作業項目 A: 月組公演の記事のうち、「平松結有の作・演出。動乱が続」を含む語句で始まり「るうち、2人は心を通わせる。」で終わる部分を、「渤海の王」を「渤海の君主」に置き換えて書き写してください。
作業項目 B: 月組公演の記事の最後の文に続けて、本文を書き進めてください。

文書抜粋:
════════════════════

宝塚歌劇月組のバウホール公演「亡国封史 雨にじむ渤海(パレ)」が21日、宝塚市栄町1の同ホールで開幕した。10世紀の渤海を舞台に、隣国に攻め込まれながら民のため最善の道を画策した王、テ・インソンの物語。礼華(れいか)はるが、迷いながらも成長していく主役インソンを熱演した。
平松結有の作・演出。動乱が続く東アジアで「海東の盛国」と呼ばれた渤海は、隣国・契丹に攻め込まれ、存亡の危機を迎えていた。常に命の危険にさらされる渤海の王、インソン(礼華)は心を閉ざし、周囲から恐れられる存在。ある日、何者かに谷底へ落とされたインソンは市井の民、セウォン(彩海=あやみ=せら)に助けられ、一命を取りとめる。身分を偽り、民の暮らしを経験する中で、セウォンの心の温かさに触れるうち、2人は心を通わせる。
だがインソン不在の王宮では権力争いが激化、契丹の王子、耶律突欲(やりつとつよく)がスパイとなって忍び込み、渤海は滅亡寸前に。そのことを知ったインソンは王としての決意を固める。

════════════════════

[文書レイアウト解析データ]
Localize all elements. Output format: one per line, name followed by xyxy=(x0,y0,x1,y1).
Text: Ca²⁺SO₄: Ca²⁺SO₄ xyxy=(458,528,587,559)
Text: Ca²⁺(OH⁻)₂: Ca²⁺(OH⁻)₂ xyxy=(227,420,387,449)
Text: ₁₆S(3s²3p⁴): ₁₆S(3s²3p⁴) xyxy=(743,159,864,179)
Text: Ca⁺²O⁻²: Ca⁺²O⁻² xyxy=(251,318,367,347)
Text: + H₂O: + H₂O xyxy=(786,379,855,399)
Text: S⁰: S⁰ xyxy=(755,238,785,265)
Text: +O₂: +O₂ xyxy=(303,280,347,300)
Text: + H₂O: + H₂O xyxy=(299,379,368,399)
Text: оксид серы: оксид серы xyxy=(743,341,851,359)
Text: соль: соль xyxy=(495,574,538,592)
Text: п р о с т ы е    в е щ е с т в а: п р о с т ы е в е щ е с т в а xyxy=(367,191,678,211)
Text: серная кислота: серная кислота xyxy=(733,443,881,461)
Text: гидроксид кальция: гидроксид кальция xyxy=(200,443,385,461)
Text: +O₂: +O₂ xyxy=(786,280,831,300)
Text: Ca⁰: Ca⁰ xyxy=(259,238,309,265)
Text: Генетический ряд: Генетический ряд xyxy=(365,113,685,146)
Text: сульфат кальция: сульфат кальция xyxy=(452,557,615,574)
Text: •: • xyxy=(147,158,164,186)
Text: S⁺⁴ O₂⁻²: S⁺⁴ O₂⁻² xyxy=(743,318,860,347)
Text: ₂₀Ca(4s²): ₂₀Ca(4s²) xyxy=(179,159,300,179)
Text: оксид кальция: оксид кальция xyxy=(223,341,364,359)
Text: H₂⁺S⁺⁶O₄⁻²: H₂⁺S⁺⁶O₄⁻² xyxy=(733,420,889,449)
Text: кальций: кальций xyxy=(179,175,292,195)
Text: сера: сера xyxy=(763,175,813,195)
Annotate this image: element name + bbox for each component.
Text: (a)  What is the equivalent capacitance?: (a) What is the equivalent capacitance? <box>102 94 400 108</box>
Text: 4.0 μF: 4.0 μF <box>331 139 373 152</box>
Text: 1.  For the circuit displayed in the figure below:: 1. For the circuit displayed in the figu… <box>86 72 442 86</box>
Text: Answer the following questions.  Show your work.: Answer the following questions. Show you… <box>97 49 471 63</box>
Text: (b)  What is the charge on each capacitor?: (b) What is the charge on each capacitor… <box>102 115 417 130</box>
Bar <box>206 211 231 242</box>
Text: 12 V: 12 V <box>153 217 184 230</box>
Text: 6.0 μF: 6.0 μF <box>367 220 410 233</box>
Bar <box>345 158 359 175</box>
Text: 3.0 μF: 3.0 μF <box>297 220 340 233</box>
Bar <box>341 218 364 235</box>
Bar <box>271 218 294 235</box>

════════════════════

解答欄 A:
平松結有の作・演出。動乱が続く東アジアで「海東の盛国」と呼ばれた渤海は、隣国・契丹に攻め込まれ、存亡の危機を迎えていた。常に命の危険にさらされる渤海の君主、インソン(礼華)は心を閉ざし、周囲から恐れられる存在。ある日、何者かに谷底へ落とされたインソンは市井の民、セウォン(彩海=あやみ=せら)に助けられ、一命を取りとめる。身分を偽り、民の暮らしを経験する中で、セウォンの心の温かさに触れるうち、2人は心を通わせる。

解答欄 B:
冷酷だったインソンがセウォンとの出会いをきっかけに人の心を取り戻す様を礼華は丁寧に演じる。不幸な生い立ちを背負いながら、信じる大切さを説くまっすぐなセウォンを演じた彩海にも好感が持てた。主役2人の舞台人としての成長が見て取れる。
憎らしくもりりしい契丹王子の瑠皇(るおう)りあ、インソンを思う妻、ウンビン王妃の乃々(のの)れいあの好演も光った。友情、夫婦愛、人間愛とさまざまな愛の形を表したオリジナル脚本を、殺陣師、清家一斗による刀剣シーンが盛り上げていた。
2月4日まで。チケットは完売。